What you need to do:
Extract the lines that hold the string "Temperature".

** start Entries shown **

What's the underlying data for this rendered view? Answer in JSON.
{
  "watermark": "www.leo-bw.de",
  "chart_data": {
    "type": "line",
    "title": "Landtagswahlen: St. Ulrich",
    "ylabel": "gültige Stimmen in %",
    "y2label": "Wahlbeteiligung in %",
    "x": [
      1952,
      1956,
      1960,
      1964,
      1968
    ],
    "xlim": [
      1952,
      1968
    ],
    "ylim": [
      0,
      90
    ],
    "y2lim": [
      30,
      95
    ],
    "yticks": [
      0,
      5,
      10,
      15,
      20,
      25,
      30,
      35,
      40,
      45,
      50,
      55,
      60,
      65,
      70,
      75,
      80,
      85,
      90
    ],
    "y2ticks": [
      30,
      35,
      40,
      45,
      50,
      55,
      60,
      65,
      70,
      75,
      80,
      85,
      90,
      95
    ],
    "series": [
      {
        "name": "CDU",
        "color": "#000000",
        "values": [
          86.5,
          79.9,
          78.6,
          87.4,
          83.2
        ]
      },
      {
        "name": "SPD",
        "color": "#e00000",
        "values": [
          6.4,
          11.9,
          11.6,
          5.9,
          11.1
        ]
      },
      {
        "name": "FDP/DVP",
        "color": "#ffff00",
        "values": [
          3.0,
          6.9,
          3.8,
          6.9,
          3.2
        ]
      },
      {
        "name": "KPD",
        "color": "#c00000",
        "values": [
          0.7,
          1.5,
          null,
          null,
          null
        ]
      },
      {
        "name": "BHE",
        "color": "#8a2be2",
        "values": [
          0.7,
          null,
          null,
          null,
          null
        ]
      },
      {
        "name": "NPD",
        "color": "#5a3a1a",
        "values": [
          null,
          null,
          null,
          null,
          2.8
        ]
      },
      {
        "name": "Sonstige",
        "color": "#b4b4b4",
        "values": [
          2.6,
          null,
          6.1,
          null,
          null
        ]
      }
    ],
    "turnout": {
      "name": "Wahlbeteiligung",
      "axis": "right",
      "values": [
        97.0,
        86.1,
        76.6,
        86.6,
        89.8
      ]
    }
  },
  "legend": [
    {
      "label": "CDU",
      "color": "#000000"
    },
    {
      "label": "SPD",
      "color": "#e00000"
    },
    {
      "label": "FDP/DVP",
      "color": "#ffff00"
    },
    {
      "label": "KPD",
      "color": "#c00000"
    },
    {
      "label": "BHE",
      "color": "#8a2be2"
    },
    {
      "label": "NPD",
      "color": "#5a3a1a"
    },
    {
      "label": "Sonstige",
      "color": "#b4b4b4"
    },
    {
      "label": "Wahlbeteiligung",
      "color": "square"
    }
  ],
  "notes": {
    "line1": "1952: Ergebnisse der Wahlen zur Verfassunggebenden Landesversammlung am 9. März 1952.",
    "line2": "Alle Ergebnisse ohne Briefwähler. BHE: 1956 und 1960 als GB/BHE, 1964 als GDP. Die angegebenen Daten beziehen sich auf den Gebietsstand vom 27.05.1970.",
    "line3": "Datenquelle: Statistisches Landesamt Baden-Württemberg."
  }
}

** end Entries shown **
** start Entries shown **

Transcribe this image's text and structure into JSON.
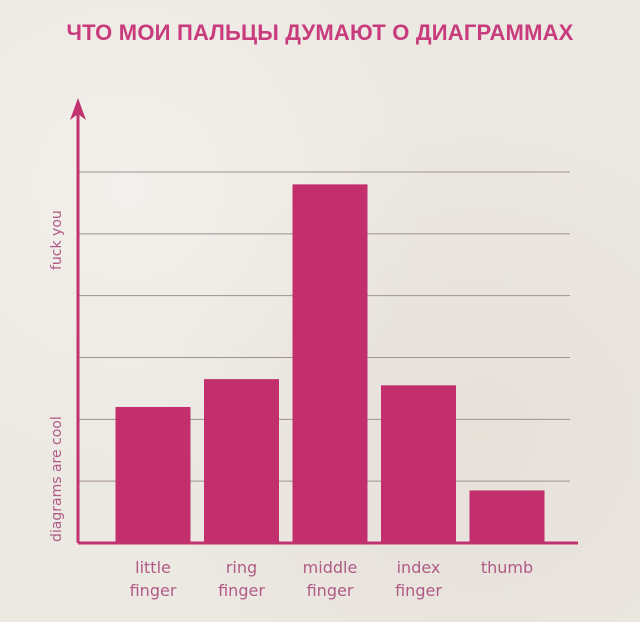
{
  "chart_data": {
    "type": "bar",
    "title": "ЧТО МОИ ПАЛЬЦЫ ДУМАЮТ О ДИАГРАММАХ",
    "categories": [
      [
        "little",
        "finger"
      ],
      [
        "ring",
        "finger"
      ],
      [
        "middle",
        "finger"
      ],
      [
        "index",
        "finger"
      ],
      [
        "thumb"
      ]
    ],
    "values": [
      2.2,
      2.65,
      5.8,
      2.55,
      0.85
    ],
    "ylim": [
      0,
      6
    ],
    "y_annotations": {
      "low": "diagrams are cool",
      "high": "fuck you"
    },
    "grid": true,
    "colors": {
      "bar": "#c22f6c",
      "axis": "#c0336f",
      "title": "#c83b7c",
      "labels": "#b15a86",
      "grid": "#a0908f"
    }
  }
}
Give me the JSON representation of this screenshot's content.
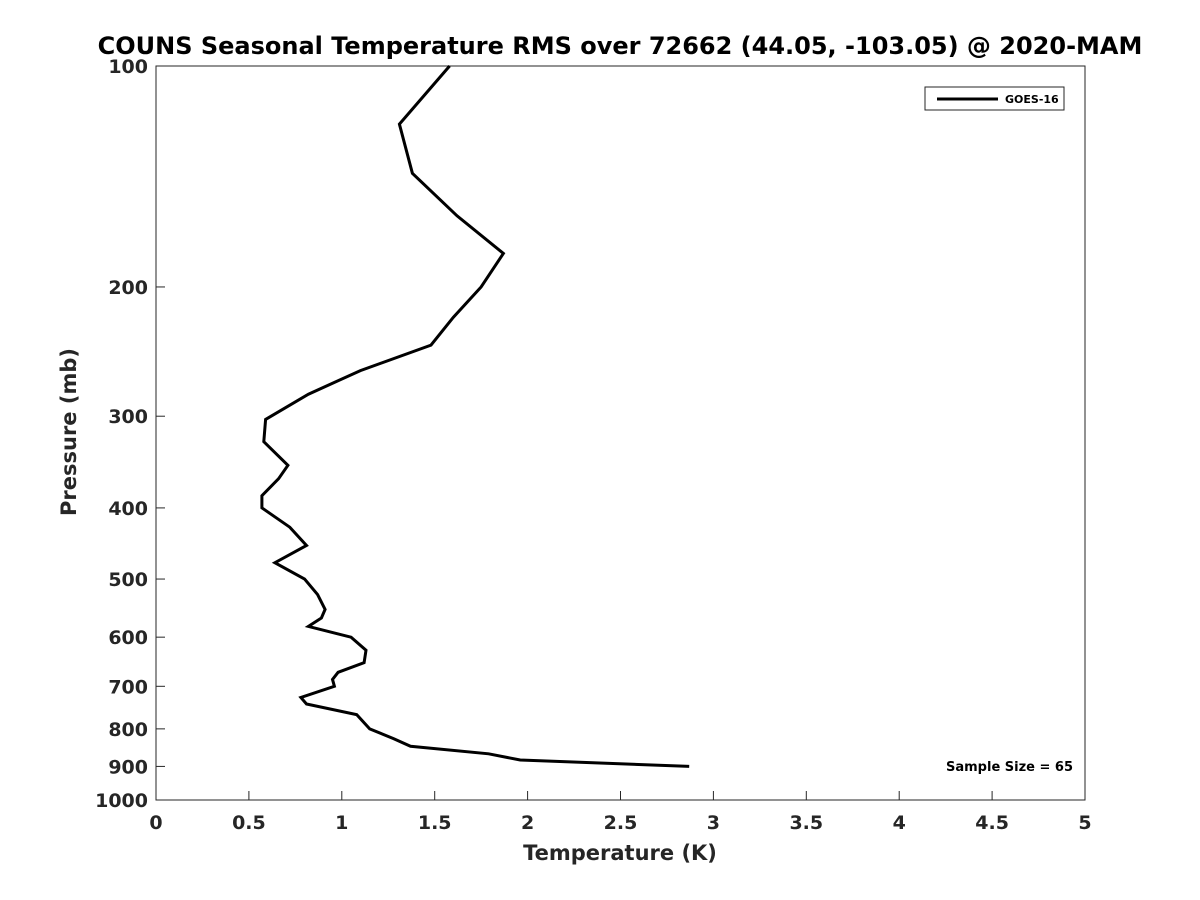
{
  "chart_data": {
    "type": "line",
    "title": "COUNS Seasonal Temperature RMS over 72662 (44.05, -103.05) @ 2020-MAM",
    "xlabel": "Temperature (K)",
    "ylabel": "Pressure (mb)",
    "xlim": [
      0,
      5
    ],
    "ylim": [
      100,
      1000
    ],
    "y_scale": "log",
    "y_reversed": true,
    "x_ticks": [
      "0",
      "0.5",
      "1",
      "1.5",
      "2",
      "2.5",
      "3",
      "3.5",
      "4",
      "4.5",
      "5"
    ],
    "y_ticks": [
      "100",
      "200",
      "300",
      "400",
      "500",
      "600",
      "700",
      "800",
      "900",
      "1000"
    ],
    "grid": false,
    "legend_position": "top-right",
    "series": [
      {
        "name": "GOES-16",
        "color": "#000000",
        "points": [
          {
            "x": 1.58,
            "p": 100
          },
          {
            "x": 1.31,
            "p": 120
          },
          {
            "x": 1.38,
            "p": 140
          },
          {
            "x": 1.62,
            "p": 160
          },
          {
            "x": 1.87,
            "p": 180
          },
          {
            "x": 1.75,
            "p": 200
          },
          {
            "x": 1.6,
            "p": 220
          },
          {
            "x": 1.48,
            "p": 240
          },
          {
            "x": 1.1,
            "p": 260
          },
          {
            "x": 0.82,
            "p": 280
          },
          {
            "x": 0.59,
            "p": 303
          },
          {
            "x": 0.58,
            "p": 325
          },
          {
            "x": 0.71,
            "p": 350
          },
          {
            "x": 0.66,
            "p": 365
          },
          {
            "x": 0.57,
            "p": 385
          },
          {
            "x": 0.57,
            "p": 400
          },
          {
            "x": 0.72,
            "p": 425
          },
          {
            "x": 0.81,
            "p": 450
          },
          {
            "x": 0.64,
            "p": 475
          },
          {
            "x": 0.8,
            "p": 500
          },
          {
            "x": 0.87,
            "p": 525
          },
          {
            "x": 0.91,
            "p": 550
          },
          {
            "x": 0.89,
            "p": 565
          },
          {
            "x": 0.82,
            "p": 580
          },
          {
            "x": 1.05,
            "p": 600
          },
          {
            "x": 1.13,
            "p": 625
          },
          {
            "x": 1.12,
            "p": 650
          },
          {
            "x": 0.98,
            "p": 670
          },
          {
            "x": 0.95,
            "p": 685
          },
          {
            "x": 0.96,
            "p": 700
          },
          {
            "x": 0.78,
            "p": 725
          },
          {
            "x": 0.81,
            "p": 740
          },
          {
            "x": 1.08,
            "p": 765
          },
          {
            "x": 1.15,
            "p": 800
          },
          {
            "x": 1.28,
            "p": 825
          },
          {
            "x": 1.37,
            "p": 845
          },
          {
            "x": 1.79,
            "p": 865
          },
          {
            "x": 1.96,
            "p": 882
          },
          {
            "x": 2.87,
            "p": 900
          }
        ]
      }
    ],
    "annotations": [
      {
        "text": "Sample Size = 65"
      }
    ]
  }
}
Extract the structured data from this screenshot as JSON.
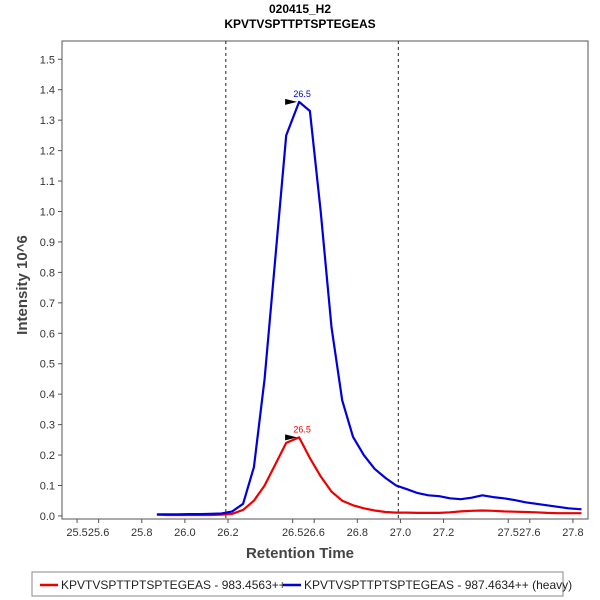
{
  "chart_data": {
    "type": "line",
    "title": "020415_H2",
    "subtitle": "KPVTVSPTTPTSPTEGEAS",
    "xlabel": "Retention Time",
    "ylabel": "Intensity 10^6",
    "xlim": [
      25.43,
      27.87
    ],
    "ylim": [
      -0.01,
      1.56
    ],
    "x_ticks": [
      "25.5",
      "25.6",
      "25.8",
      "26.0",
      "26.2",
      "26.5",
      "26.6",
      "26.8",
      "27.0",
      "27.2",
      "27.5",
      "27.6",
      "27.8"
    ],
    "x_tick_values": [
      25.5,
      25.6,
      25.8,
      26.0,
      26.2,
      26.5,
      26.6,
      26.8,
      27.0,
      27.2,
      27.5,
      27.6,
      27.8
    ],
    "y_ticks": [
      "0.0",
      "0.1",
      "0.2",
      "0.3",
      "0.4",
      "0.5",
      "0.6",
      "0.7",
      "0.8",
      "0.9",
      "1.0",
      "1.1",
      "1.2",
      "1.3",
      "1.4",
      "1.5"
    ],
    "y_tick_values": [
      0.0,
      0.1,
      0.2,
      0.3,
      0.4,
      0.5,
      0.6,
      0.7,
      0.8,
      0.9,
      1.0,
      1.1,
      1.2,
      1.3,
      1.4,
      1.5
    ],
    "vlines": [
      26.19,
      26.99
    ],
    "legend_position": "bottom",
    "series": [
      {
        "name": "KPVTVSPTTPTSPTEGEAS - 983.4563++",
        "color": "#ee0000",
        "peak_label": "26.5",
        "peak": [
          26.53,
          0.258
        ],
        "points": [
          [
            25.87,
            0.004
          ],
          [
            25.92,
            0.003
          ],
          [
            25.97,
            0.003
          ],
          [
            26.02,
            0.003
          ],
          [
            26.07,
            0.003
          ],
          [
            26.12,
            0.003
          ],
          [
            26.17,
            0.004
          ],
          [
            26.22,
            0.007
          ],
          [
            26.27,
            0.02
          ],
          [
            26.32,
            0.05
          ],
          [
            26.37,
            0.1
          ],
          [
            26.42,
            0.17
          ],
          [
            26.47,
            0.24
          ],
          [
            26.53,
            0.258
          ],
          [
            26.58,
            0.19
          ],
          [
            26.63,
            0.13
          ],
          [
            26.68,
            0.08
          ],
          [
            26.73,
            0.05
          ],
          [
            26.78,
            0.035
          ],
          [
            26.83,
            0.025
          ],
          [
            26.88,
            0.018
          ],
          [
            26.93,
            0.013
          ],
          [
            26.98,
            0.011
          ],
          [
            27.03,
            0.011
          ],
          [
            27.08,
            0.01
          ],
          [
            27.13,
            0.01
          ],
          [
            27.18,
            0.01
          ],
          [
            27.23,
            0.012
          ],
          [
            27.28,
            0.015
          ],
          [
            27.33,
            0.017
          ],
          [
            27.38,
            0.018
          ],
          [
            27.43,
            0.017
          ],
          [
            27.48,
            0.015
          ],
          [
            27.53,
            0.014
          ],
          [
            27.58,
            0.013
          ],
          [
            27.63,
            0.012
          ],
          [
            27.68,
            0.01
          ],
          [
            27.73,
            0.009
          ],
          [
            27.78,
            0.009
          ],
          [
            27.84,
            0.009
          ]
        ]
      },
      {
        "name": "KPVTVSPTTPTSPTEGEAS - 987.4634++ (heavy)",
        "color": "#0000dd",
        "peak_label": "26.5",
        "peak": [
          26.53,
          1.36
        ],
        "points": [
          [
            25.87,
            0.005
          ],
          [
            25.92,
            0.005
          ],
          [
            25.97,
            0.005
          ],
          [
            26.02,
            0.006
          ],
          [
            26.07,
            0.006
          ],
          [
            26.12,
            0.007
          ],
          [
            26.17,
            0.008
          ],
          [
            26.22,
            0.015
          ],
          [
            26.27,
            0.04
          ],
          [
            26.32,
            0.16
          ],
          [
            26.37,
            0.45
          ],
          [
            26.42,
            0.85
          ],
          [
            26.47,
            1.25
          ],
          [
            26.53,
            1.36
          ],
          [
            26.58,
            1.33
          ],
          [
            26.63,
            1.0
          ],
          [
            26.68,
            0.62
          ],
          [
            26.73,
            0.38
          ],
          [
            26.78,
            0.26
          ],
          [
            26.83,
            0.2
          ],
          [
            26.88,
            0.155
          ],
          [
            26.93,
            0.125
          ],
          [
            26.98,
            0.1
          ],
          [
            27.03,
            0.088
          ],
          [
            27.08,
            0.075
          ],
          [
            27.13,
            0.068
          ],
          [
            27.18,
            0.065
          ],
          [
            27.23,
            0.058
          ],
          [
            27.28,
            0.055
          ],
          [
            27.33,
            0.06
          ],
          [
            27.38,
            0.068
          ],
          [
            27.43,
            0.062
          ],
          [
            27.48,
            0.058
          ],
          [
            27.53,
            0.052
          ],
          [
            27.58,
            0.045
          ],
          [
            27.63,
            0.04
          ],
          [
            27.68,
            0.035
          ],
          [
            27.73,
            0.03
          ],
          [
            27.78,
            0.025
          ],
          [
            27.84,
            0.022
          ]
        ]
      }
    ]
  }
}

** end Entries shown **

Solution to this exercise:
    "title": "COUNS Seasonal Temperature RMS over 72662 (44.05, -103.05) @ 2020-MAM",
    "xlabel": "Temperature (K)",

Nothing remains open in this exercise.